>> Start

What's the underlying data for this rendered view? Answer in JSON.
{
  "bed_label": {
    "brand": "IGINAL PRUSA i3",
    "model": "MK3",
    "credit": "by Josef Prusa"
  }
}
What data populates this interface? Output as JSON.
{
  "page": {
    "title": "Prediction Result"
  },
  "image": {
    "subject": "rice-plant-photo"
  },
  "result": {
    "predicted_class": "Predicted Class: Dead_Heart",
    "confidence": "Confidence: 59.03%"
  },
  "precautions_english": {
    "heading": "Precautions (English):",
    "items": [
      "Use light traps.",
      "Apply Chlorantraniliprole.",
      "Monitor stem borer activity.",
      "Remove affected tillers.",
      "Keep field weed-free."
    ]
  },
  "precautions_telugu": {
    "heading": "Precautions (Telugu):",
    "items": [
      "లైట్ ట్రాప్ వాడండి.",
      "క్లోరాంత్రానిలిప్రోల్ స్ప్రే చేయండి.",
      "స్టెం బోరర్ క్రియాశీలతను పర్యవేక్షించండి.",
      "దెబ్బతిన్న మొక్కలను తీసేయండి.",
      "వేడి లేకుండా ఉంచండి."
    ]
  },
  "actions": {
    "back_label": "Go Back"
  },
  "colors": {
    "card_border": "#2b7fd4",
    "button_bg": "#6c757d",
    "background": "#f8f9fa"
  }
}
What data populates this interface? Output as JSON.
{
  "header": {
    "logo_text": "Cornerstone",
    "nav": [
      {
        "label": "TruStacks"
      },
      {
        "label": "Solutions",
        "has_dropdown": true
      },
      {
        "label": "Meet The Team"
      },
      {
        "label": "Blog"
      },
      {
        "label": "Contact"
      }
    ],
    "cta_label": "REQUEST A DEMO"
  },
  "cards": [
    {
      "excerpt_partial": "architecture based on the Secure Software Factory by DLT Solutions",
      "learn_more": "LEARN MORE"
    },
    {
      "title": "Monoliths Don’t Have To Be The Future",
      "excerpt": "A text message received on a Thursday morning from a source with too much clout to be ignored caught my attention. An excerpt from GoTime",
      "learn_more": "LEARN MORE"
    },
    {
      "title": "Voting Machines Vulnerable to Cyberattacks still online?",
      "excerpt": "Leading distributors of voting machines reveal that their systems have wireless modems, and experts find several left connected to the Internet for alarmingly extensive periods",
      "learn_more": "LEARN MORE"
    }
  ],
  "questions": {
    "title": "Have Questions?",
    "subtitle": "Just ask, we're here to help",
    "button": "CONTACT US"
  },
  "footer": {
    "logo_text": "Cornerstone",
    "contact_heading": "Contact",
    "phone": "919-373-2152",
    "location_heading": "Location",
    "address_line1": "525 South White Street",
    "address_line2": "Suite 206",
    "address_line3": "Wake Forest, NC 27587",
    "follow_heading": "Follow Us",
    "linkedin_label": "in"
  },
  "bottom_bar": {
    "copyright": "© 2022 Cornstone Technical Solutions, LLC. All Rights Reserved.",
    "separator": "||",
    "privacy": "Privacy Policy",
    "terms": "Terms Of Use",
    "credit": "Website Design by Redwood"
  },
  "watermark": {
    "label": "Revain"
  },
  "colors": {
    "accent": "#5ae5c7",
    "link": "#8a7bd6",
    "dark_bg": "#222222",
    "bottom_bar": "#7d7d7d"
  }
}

>> End

# What you will do
Transcribe all lines as written.

# Exercise solution
What's the underlying data for this rendered view? Answer in JSON.
{
  "bed_label": {
    "brand": "IGINAL PRUSA i3",
    "model": "MK3",
    "credit": "by Josef Prusa"
  }
}
What data populates this interface? Output as JSON.
{
  "page": {
    "title": "Prediction Result"
  },
  "image": {
    "subject": "rice-plant-photo"
  },
  "result": {
    "predicted_class": "Predicted Class: Dead_Heart",
    "confidence": "Confidence: 59.03%"
  },
  "precautions_english": {
    "heading": "Precautions (English):",
    "items": [
      "Use light traps.",
      "Apply Chlorantraniliprole.",
      "Monitor stem borer activity.",
      "Remove affected tillers.",
      "Keep field weed-free."
    ]
  },
  "precautions_telugu": {
    "heading": "Precautions (Telugu):",
    "items": [
      "లైట్ ట్రాప్ వాడండి.",
      "క్లోరాంత్రానిలిప్రోల్ స్ప్రే చేయండి.",
      "స్టెం బోరర్ క్రియాశీలతను పర్యవేక్షించండి.",
      "దెబ్బతిన్న మొక్కలను తీసేయండి.",
      "వేడి లేకుండా ఉంచండి."
    ]
  },
  "actions": {
    "back_label": "Go Back"
  },
  "colors": {
    "card_border": "#2b7fd4",
    "button_bg": "#6c757d",
    "background": "#f8f9fa"
  }
}
What data populates this interface? Output as JSON.
{
  "header": {
    "logo_text": "Cornerstone",
    "nav": [
      {
        "label": "TruStacks"
      },
      {
        "label": "Solutions",
        "has_dropdown": true
      },
      {
        "label": "Meet The Team"
      },
      {
        "label": "Blog"
      },
      {
        "label": "Contact"
      }
    ],
    "cta_label": "REQUEST A DEMO"
  },
  "cards": [
    {
      "excerpt_partial": "architecture based on the Secure Software Factory by DLT Solutions",
      "learn_more": "LEARN MORE"
    },
    {
      "title": "Monoliths Don’t Have To Be The Future",
      "excerpt": "A text message received on a Thursday morning from a source with too much clout to be ignored caught my attention. An excerpt from GoTime",
      "learn_more": "LEARN MORE"
    },
    {
      "title": "Voting Machines Vulnerable to Cyberattacks still online?",
      "excerpt": "Leading distributors of voting machines reveal that their systems have wireless modems, and experts find several left connected to the Internet for alarmingly extensive periods",
      "learn_more": "LEARN MORE"
    }
  ],
  "questions": {
    "title": "Have Questions?",
    "subtitle": "Just ask, we're here to help",
    "button": "CONTACT US"
  },
  "footer": {
    "logo_text": "Cornerstone",
    "contact_heading": "Contact",
    "phone": "919-373-2152",
    "location_heading": "Location",
    "address_line1": "525 South White Street",
    "address_line2": "Suite 206",
    "address_line3": "Wake Forest, NC 27587",
    "follow_heading": "Follow Us",
    "linkedin_label": "in"
  },
  "bottom_bar": {
    "copyright": "© 2022 Cornstone Technical Solutions, LLC. All Rights Reserved.",
    "separator": "||",
    "privacy": "Privacy Policy",
    "terms": "Terms Of Use",
    "credit": "Website Design by Redwood"
  },
  "watermark": {
    "label": "Revain"
  },
  "colors": {
    "accent": "#5ae5c7",
    "link": "#8a7bd6",
    "dark_bg": "#222222",
    "bottom_bar": "#7d7d7d"
  }
}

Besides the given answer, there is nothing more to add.